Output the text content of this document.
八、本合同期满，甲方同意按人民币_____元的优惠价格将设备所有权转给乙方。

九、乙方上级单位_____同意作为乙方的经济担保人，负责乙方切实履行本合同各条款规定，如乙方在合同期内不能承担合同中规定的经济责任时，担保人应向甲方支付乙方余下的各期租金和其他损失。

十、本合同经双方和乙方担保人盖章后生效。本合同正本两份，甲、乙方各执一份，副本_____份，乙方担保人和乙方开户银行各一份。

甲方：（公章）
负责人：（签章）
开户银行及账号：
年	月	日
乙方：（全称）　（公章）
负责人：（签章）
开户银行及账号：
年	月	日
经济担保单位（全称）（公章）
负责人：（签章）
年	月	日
---
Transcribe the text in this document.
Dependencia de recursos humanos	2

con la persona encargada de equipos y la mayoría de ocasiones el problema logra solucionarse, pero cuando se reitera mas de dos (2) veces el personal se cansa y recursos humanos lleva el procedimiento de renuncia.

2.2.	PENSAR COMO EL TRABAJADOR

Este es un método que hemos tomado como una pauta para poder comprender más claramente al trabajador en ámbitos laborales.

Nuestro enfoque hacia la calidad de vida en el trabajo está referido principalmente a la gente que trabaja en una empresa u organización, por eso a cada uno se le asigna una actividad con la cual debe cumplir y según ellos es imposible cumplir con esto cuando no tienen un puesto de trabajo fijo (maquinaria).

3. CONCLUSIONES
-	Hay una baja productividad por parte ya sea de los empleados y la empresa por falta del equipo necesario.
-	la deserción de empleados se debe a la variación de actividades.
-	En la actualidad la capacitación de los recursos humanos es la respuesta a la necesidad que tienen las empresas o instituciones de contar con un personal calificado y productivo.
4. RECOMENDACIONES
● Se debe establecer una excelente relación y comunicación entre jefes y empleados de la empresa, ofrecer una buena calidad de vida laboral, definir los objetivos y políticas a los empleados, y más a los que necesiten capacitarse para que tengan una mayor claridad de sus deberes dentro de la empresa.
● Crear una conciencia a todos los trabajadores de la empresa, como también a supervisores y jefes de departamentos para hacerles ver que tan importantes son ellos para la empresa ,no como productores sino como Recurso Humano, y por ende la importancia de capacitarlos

◆ PROMPT:
Pick each line holding the word "this" out of the data and copy it.

◆ EXPECTED ANSWER:
Output the text content of this document.
Transcribe the text in this document.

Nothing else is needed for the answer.